This subject, of the hereditary transmission of good or evil qualities of mind, is one to which but little attention has been paid; and yet it is a matter of great moment. Whatever a man does from principle and a confirmed habit, be it good or evil, orderly or disorderly, that he transmits to his children in a tendency to do the same thing. A man who does not think it wrong to overreach, his neighbor in bargaining, must not be surprised if he discover in his son a tendency to steal, which he tries in vain to correct; nor he who has no regard for truth, wonder why his son should prove a liar. If the father and mother are disorderly in their habits, or passionate, or envious of their neighbors, how is it possible for their children to be otherwise, when the natural and invariable law that "like produces like" is considered?

Why we said the work of reform was commenced too late by parents, may now be clearly seen. We must fight the evils and disorders by which the human race is cursed, in our own hearts, if we would truly overcome them in our children. If this be not done, the task of correcting their evils will be a painful and difficult,


if not an almost impossible, one. If we shun the evil of overreaching our neighbor, because it is evil; if falsehood be avoided, and held in abhorrence; if we resist evil tendencies of every kind, — we will do more for our children than if we were to amass for them wealth equal to that of Croesus.

True love of offspring will prompt to the sacrifice of evil love of all kinds, and the strengthening of good principles as rules of action in the mind of every parent.

To a young man who thinks seriously of marriage, this subject ought to be one of grave consideration. If he would not entail a curse upon his children, let him examine himself well, and begin at once the correction of every evil habit and propensity. If he do not do so, the time may come, when, like David of old, he will exclaim, "O Absalom! my son! my son! Would God I had died in thy stead!"


Chapter XXIII. Conclusion.
★ ★ ★ ★ ★ ★ ★
● **Work to complete**:
A - Answer these questions from the passage on parents' habits:
(i) What tendency may a man who thinks it fine to overreach his neighbor in bargaining discover in his son?
(ii) Whose wealth does the passage use as its measure of a great fortune?
(iii) Whose exclamation is quoted as a warning to a young man thinking of marriage?
B - According to the passage on parents' habits, why must parents fight evils in their own hearts rather than only in their children's? Answer in one to three sentences.
C - Please take the passage on parents' habits further by writing the opening of the chapter headed "Chapter XXIII. Conclusion."

Page layout parsing data:
★ ★ ★ ★ ★ ★ ★
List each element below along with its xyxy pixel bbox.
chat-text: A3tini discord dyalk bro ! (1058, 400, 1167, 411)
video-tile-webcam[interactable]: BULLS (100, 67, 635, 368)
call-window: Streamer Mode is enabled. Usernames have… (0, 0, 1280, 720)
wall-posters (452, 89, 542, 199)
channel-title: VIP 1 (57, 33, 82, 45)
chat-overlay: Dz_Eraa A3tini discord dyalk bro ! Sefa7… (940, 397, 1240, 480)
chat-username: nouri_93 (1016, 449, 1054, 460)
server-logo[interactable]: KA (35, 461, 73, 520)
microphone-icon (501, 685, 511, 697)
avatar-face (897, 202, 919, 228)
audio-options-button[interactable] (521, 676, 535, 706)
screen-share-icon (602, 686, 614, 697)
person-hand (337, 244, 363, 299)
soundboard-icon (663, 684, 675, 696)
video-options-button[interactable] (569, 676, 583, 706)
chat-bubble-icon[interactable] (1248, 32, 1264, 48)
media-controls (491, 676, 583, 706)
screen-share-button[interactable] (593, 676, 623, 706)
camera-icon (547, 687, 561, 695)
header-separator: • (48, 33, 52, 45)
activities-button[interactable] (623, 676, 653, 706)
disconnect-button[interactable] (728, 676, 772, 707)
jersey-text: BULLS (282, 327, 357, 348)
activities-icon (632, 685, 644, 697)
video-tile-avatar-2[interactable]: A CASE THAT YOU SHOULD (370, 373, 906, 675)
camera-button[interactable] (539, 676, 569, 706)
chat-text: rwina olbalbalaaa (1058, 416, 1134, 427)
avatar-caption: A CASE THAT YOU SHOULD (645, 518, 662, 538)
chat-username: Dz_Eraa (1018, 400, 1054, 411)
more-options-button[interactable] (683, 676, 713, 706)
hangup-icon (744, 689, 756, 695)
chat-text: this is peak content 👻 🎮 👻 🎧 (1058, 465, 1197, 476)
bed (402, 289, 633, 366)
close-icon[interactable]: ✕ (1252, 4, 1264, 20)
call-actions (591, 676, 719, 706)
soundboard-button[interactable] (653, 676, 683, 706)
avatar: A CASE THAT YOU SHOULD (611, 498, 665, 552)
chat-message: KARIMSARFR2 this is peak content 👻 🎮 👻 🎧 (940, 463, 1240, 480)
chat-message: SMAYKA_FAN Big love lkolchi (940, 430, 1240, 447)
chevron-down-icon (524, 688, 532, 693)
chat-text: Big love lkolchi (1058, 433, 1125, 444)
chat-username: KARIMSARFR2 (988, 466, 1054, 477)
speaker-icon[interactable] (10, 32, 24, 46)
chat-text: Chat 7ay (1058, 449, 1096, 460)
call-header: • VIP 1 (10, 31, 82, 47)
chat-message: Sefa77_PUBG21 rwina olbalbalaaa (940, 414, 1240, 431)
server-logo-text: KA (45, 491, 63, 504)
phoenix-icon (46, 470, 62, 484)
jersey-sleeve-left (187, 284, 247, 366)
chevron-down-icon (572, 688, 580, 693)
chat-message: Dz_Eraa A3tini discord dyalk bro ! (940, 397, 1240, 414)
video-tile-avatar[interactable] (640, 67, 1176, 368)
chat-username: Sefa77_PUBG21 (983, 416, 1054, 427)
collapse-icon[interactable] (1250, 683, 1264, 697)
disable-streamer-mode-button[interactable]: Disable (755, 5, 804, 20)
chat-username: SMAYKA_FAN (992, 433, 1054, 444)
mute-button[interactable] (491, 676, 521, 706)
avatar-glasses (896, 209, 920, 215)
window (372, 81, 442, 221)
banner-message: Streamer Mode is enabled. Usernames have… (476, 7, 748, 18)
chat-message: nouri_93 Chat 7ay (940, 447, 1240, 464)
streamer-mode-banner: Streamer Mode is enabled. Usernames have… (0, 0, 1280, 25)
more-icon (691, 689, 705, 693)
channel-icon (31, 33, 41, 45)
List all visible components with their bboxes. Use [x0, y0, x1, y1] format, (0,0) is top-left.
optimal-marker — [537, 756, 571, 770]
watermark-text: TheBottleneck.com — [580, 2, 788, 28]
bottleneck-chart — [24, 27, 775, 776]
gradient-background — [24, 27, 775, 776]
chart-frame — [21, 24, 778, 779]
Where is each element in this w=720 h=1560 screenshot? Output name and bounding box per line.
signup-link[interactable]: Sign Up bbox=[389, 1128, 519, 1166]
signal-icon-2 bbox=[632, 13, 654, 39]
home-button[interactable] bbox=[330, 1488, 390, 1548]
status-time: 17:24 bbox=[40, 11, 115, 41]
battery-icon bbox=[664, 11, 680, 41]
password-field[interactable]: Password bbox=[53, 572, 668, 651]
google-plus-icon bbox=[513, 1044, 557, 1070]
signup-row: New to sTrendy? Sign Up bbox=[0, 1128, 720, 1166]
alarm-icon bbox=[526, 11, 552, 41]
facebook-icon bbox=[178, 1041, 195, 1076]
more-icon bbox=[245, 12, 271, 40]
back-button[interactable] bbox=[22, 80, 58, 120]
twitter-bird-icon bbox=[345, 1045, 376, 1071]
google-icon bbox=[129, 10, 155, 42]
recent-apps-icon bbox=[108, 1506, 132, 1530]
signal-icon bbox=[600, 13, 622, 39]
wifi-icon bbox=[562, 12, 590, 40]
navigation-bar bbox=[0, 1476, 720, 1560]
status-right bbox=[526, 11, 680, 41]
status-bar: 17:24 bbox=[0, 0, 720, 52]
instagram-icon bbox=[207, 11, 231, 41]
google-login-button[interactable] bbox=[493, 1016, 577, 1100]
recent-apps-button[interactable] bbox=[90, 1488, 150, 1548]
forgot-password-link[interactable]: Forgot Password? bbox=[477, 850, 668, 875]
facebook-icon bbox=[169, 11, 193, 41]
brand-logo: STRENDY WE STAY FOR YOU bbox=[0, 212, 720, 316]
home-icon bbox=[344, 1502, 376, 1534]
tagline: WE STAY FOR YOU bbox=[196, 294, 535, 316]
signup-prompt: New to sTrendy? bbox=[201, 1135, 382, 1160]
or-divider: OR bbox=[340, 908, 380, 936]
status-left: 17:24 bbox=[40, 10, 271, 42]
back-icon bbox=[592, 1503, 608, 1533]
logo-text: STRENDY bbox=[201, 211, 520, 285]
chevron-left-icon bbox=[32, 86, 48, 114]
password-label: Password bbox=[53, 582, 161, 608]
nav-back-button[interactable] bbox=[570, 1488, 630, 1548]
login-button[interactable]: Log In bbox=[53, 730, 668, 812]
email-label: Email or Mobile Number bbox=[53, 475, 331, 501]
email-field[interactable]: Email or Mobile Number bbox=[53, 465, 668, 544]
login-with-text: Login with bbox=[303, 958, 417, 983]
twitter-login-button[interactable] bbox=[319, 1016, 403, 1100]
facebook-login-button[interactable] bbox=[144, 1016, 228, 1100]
★ ★ ★ ★ ★ ★ ★
● **Answers below**:
A -
(i) A tendency to steal.
(ii) That of Croesus.
(iii) David's ("O Absalom! my son! my son! Would God I had died in thy stead!").

B - Whatever a parent does from principle and confirmed habit is passed on to the children as a tendency to do the same, by the law that "like produces like." So unless parents overcome their own evils, correcting those evils in their children will be a painful and difficult, if not an almost impossible, task.

C -
THE reading of a book like this will do a young man but little good, if he throw it down without seriously reflecting upon its contents. He must consider the truths it teaches as truths for his guidance, as well as for the guidance of others. The views here taken of life are too important to be lightly passed by. They are of vital interest both to the individual and the community. The elevation and regeneration of society depend mainly upon the reception of right views by the young. Those who have attained to some age, from feeling the consequences of their own ignorance and errors in the outset of life, can give wiser precepts to the young than they themselves received when they stepped boldly forth, proud in their new-felt freedom and power. There will always be some ready to listen to and act upon these precepts, and they will elevate the standard of right feeling and acting in their generation. The greater the number of those who act from these wiser


precepts, the more decided will be their influence and the higher, in consequence will rise the generation to which they belong. Thus will society advance towards perfection with a slow but certain progress.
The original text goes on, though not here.